What is needed: Give back the full listing, character for character, with no pictures.

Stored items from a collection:

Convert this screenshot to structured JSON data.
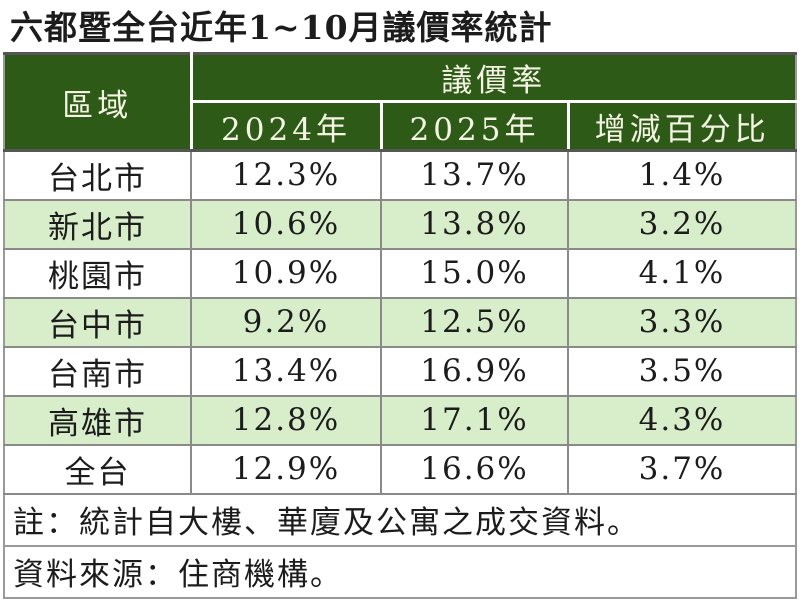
{
  "chart_data": {
    "type": "table",
    "title": "六都暨全台近年1~10月議價率統計",
    "row_header_label": "區域",
    "column_group_label": "議價率",
    "columns": [
      "2024年",
      "2025年",
      "增減百分比"
    ],
    "rows": [
      {
        "region": "台北市",
        "y2024": "12.3%",
        "y2025": "13.7%",
        "change": "1.4%"
      },
      {
        "region": "新北市",
        "y2024": "10.6%",
        "y2025": "13.8%",
        "change": "3.2%"
      },
      {
        "region": "桃園市",
        "y2024": "10.9%",
        "y2025": "15.0%",
        "change": "4.1%"
      },
      {
        "region": "台中市",
        "y2024": "9.2%",
        "y2025": "12.5%",
        "change": "3.3%"
      },
      {
        "region": "台南市",
        "y2024": "13.4%",
        "y2025": "16.9%",
        "change": "3.5%"
      },
      {
        "region": "高雄市",
        "y2024": "12.8%",
        "y2025": "17.1%",
        "change": "4.3%"
      },
      {
        "region": "全台",
        "y2024": "12.9%",
        "y2025": "16.6%",
        "change": "3.7%"
      }
    ],
    "notes": [
      "註：統計自大樓、華廈及公寓之成交資料。",
      "資料來源：住商機構。"
    ]
  },
  "colors": {
    "header_bg": "#2d5a16",
    "header_text": "#f5f3e4",
    "row_alt_bg": "#d8edca",
    "row_bg": "#ffffff",
    "text": "#1c1c1c",
    "border_gray": "#8a8a8a"
  }
}
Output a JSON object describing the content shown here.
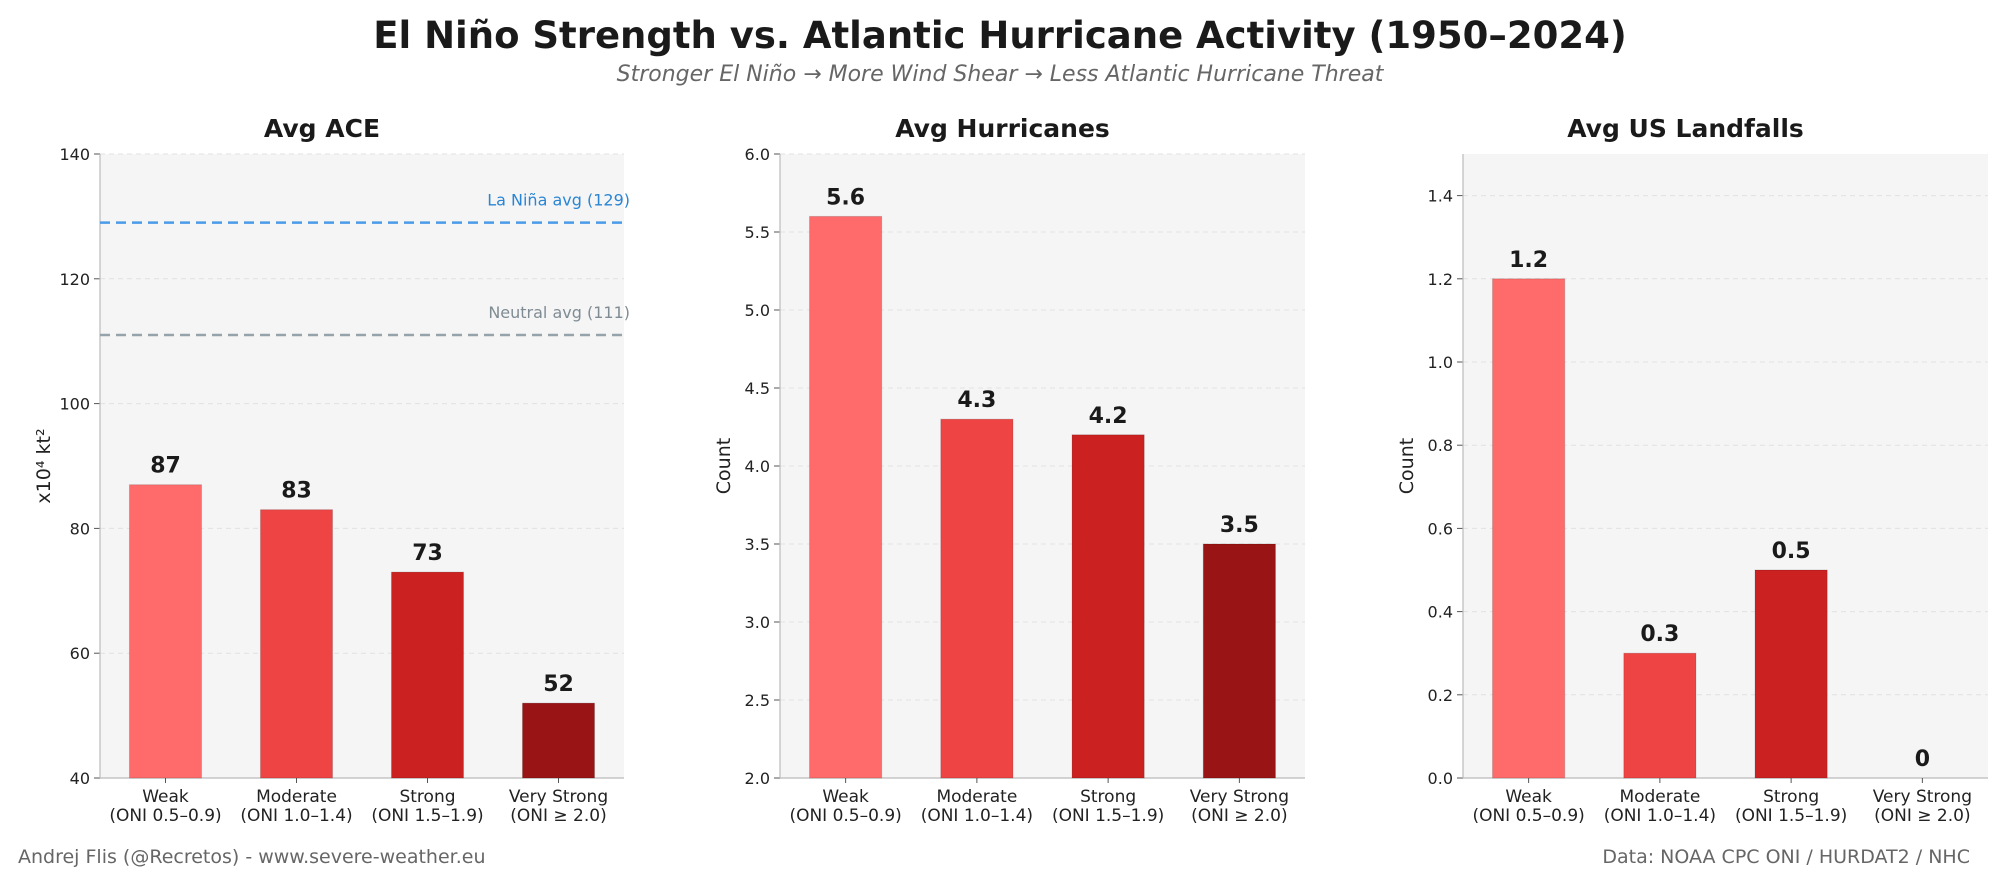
{
  "title": "El Niño Strength vs. Atlantic Hurricane Activity (1950–2024)",
  "subtitle": "Stronger El Niño → More Wind Shear → Less Atlantic Hurricane Threat",
  "credit": "Andrej Flis (@Recretos) - www.severe-weather.eu",
  "source": "Data: NOAA CPC ONI / HURDAT2 / NHC",
  "colors": [
    "#ff6b6b",
    "#ef4444",
    "#cc2121",
    "#991414"
  ],
  "chart_data": [
    {
      "type": "bar",
      "title": "Avg ACE",
      "ylabel": "x10⁴ kt²",
      "categories": [
        "Weak\n(ONI 0.5–0.9)",
        "Moderate\n(ONI 1.0–1.4)",
        "Strong\n(ONI 1.5–1.9)",
        "Very Strong\n(ONI ≥ 2.0)"
      ],
      "values": [
        87,
        83,
        73,
        52
      ],
      "value_labels": [
        "87",
        "83",
        "73",
        "52"
      ],
      "ylim": [
        40,
        140
      ],
      "yticks": [
        40,
        60,
        80,
        100,
        120,
        140
      ],
      "ytick_labels": [
        "40",
        "60",
        "80",
        "100",
        "120",
        "140"
      ],
      "reference_lines": [
        {
          "label": "La Niña avg (129)",
          "value": 129,
          "color": "#4a9be8",
          "text_color": "#2a85d4"
        },
        {
          "label": "Neutral avg (111)",
          "value": 111,
          "color": "#97a3ab",
          "text_color": "#7f8c93"
        }
      ],
      "grid": true
    },
    {
      "type": "bar",
      "title": "Avg Hurricanes",
      "ylabel": "Count",
      "categories": [
        "Weak\n(ONI 0.5–0.9)",
        "Moderate\n(ONI 1.0–1.4)",
        "Strong\n(ONI 1.5–1.9)",
        "Very Strong\n(ONI ≥ 2.0)"
      ],
      "values": [
        5.6,
        4.3,
        4.2,
        3.5
      ],
      "value_labels": [
        "5.6",
        "4.3",
        "4.2",
        "3.5"
      ],
      "ylim": [
        2.0,
        6.0
      ],
      "yticks": [
        2.0,
        2.5,
        3.0,
        3.5,
        4.0,
        4.5,
        5.0,
        5.5,
        6.0
      ],
      "ytick_labels": [
        "2.0",
        "2.5",
        "3.0",
        "3.5",
        "4.0",
        "4.5",
        "5.0",
        "5.5",
        "6.0"
      ],
      "reference_lines": [],
      "grid": true
    },
    {
      "type": "bar",
      "title": "Avg US Landfalls",
      "ylabel": "Count",
      "categories": [
        "Weak\n(ONI 0.5–0.9)",
        "Moderate\n(ONI 1.0–1.4)",
        "Strong\n(ONI 1.5–1.9)",
        "Very Strong\n(ONI ≥ 2.0)"
      ],
      "values": [
        1.2,
        0.3,
        0.5,
        0
      ],
      "value_labels": [
        "1.2",
        "0.3",
        "0.5",
        "0"
      ],
      "ylim": [
        0,
        1.5
      ],
      "yticks": [
        0.0,
        0.2,
        0.4,
        0.6,
        0.8,
        1.0,
        1.2,
        1.4
      ],
      "ytick_labels": [
        "0.0",
        "0.2",
        "0.4",
        "0.6",
        "0.8",
        "1.0",
        "1.2",
        "1.4"
      ],
      "reference_lines": [],
      "grid": true
    }
  ]
}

Correct output:
Convert this screenshot to structured JSON data.
{
  "chart_data": {
    "type": "table",
    "title": "六都暨全台近年1~10月議價率統計",
    "row_header_label": "區域",
    "column_group_label": "議價率",
    "columns": [
      "2024年",
      "2025年",
      "增減百分比"
    ],
    "rows": [
      {
        "region": "台北市",
        "y2024": "12.3%",
        "y2025": "13.7%",
        "change": "1.4%"
      },
      {
        "region": "新北市",
        "y2024": "10.6%",
        "y2025": "13.8%",
        "change": "3.2%"
      },
      {
        "region": "桃園市",
        "y2024": "10.9%",
        "y2025": "15.0%",
        "change": "4.1%"
      },
      {
        "region": "台中市",
        "y2024": "9.2%",
        "y2025": "12.5%",
        "change": "3.3%"
      },
      {
        "region": "台南市",
        "y2024": "13.4%",
        "y2025": "16.9%",
        "change": "3.5%"
      },
      {
        "region": "高雄市",
        "y2024": "12.8%",
        "y2025": "17.1%",
        "change": "4.3%"
      },
      {
        "region": "全台",
        "y2024": "12.9%",
        "y2025": "16.6%",
        "change": "3.7%"
      }
    ],
    "notes": [
      "註：統計自大樓、華廈及公寓之成交資料。",
      "資料來源：住商機構。"
    ]
  },
  "colors": {
    "header_bg": "#2d5a16",
    "header_text": "#f5f3e4",
    "row_alt_bg": "#d8edca",
    "row_bg": "#ffffff",
    "text": "#1c1c1c",
    "border_gray": "#8a8a8a"
  }
}
Output a JSON object describing the content shown here.
{
  "title": "El Niño Strength vs. Atlantic Hurricane Activity (1950–2024)",
  "subtitle": "Stronger El Niño → More Wind Shear → Less Atlantic Hurricane Threat",
  "credit": "Andrej Flis (@Recretos) - www.severe-weather.eu",
  "source": "Data: NOAA CPC ONI / HURDAT2 / NHC",
  "colors": [
    "#ff6b6b",
    "#ef4444",
    "#cc2121",
    "#991414"
  ],
  "chart_data": [
    {
      "type": "bar",
      "title": "Avg ACE",
      "ylabel": "x10⁴ kt²",
      "categories": [
        "Weak\n(ONI 0.5–0.9)",
        "Moderate\n(ONI 1.0–1.4)",
        "Strong\n(ONI 1.5–1.9)",
        "Very Strong\n(ONI ≥ 2.0)"
      ],
      "values": [
        87,
        83,
        73,
        52
      ],
      "value_labels": [
        "87",
        "83",
        "73",
        "52"
      ],
      "ylim": [
        40,
        140
      ],
      "yticks": [
        40,
        60,
        80,
        100,
        120,
        140
      ],
      "ytick_labels": [
        "40",
        "60",
        "80",
        "100",
        "120",
        "140"
      ],
      "reference_lines": [
        {
          "label": "La Niña avg (129)",
          "value": 129,
          "color": "#4a9be8",
          "text_color": "#2a85d4"
        },
        {
          "label": "Neutral avg (111)",
          "value": 111,
          "color": "#97a3ab",
          "text_color": "#7f8c93"
        }
      ],
      "grid": true
    },
    {
      "type": "bar",
      "title": "Avg Hurricanes",
      "ylabel": "Count",
      "categories": [
        "Weak\n(ONI 0.5–0.9)",
        "Moderate\n(ONI 1.0–1.4)",
        "Strong\n(ONI 1.5–1.9)",
        "Very Strong\n(ONI ≥ 2.0)"
      ],
      "values": [
        5.6,
        4.3,
        4.2,
        3.5
      ],
      "value_labels": [
        "5.6",
        "4.3",
        "4.2",
        "3.5"
      ],
      "ylim": [
        2.0,
        6.0
      ],
      "yticks": [
        2.0,
        2.5,
        3.0,
        3.5,
        4.0,
        4.5,
        5.0,
        5.5,
        6.0
      ],
      "ytick_labels": [
        "2.0",
        "2.5",
        "3.0",
        "3.5",
        "4.0",
        "4.5",
        "5.0",
        "5.5",
        "6.0"
      ],
      "reference_lines": [],
      "grid": true
    },
    {
      "type": "bar",
      "title": "Avg US Landfalls",
      "ylabel": "Count",
      "categories": [
        "Weak\n(ONI 0.5–0.9)",
        "Moderate\n(ONI 1.0–1.4)",
        "Strong\n(ONI 1.5–1.9)",
        "Very Strong\n(ONI ≥ 2.0)"
      ],
      "values": [
        1.2,
        0.3,
        0.5,
        0
      ],
      "value_labels": [
        "1.2",
        "0.3",
        "0.5",
        "0"
      ],
      "ylim": [
        0,
        1.5
      ],
      "yticks": [
        0.0,
        0.2,
        0.4,
        0.6,
        0.8,
        1.0,
        1.2,
        1.4
      ],
      "ytick_labels": [
        "0.0",
        "0.2",
        "0.4",
        "0.6",
        "0.8",
        "1.0",
        "1.2",
        "1.4"
      ],
      "reference_lines": [],
      "grid": true
    }
  ]
}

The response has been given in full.